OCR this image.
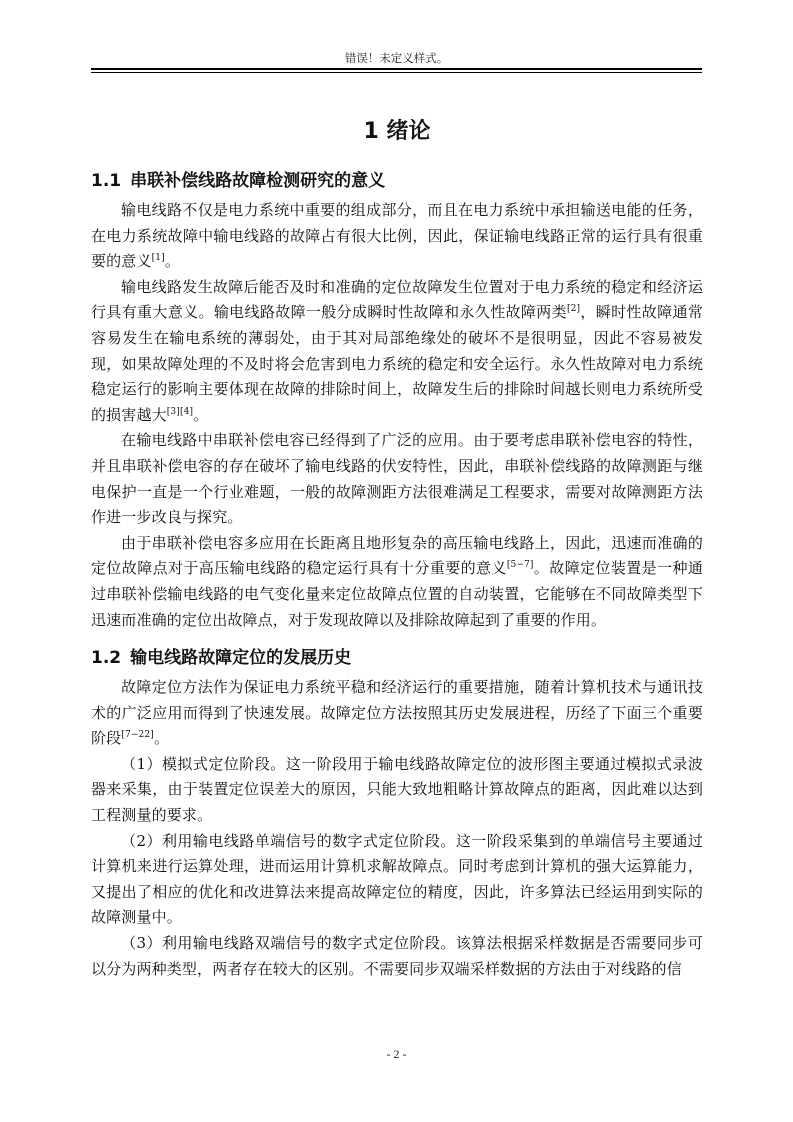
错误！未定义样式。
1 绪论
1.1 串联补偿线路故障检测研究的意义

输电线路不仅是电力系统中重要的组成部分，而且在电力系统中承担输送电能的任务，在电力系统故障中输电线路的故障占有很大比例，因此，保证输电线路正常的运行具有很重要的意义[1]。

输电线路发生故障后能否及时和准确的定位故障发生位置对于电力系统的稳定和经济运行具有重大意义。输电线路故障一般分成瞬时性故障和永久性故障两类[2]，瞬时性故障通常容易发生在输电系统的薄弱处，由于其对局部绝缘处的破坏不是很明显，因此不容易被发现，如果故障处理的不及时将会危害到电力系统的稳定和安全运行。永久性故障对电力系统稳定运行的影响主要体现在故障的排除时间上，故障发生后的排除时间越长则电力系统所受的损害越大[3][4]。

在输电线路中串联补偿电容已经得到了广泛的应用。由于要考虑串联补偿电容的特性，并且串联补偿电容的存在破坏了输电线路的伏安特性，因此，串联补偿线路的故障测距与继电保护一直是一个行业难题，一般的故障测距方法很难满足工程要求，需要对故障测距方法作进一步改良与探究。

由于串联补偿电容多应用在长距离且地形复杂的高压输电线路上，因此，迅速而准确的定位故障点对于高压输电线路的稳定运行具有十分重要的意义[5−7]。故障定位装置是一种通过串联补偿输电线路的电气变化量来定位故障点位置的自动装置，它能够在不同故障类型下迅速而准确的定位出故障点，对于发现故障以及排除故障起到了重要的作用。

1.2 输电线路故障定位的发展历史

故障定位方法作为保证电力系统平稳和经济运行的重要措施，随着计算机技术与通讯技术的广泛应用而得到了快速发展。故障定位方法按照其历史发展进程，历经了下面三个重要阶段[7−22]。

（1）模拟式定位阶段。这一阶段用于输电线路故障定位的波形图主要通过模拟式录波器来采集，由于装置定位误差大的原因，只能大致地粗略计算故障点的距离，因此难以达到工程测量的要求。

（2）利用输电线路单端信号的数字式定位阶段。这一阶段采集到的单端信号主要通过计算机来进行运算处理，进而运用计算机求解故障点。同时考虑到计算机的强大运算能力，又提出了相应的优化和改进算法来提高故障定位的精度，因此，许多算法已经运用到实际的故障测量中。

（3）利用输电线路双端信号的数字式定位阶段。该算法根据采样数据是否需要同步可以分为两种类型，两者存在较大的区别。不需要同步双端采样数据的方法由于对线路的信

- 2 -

* * *

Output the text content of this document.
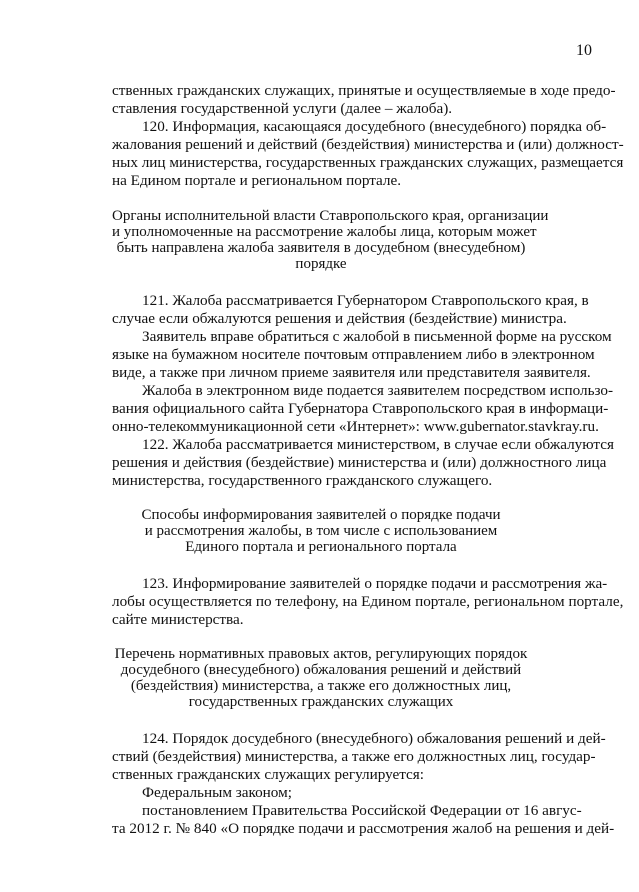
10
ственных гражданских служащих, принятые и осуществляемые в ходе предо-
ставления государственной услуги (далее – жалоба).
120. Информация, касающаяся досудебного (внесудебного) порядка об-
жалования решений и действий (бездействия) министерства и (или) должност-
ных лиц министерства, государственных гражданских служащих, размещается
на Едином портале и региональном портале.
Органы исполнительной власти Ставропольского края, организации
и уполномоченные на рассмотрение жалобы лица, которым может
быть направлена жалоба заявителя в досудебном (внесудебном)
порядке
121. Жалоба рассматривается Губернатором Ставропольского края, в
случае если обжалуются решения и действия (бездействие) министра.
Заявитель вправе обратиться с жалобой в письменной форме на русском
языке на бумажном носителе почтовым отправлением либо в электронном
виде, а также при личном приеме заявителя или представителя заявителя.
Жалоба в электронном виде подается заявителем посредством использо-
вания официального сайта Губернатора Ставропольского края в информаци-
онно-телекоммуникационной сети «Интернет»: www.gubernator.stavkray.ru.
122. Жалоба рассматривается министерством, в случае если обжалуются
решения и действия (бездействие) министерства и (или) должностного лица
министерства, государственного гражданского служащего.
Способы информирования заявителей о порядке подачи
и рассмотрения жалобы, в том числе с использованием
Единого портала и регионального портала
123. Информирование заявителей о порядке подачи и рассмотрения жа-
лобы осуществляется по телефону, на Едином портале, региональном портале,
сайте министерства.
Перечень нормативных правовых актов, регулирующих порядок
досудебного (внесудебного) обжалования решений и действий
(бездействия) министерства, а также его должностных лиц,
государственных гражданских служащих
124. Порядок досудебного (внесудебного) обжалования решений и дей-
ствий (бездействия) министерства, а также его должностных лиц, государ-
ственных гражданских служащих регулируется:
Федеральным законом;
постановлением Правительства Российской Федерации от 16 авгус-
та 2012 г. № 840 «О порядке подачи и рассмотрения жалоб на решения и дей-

→ **TASK INSTRUCTIONS**
Check each line above for the word "бездействие" and copy the ones that have it.

→ **ANSWER IN FULL**
случае если обжалуются решения и действия (бездействие) министра.
решения и действия (бездействие) министерства и (или) должностного лица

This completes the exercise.